═══ Input for this task ═══

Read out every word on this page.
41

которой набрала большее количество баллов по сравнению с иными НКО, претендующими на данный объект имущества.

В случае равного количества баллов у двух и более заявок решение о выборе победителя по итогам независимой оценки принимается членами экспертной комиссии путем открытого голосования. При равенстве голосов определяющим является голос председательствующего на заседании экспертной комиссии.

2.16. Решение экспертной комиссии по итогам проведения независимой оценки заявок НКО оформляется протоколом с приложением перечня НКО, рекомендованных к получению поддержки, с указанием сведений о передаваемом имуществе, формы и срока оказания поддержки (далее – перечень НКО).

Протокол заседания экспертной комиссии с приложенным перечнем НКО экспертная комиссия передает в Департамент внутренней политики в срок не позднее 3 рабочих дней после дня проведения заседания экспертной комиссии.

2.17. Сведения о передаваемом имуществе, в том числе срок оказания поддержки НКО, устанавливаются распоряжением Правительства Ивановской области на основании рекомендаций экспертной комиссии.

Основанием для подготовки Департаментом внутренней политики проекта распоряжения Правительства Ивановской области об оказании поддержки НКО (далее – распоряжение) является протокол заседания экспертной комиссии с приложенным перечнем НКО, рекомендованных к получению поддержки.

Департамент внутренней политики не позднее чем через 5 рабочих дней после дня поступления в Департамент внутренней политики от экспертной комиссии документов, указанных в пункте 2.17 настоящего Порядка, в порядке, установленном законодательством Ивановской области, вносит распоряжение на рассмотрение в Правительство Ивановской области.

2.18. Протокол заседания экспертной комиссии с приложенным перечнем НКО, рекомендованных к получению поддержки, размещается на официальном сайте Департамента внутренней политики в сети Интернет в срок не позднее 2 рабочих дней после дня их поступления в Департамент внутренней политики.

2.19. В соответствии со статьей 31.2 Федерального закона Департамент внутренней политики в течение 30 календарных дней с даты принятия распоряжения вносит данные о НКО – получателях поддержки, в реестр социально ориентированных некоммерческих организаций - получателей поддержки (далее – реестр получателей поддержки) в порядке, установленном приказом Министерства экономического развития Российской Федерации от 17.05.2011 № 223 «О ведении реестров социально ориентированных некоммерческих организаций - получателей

═══

Return every line above that contains the word "баллов".

которой набрала большее количество баллов по сравнению с иными НКО, претендующими на данный объект имущества.
В случае равного количества баллов у двух и более заявок решение о выборе победителя по итогам независимой оценки принимается членами экспертной комиссии путем открытого голосования. При равенстве голосов определяющим является голос председательствующего на заседании экспертной комиссии.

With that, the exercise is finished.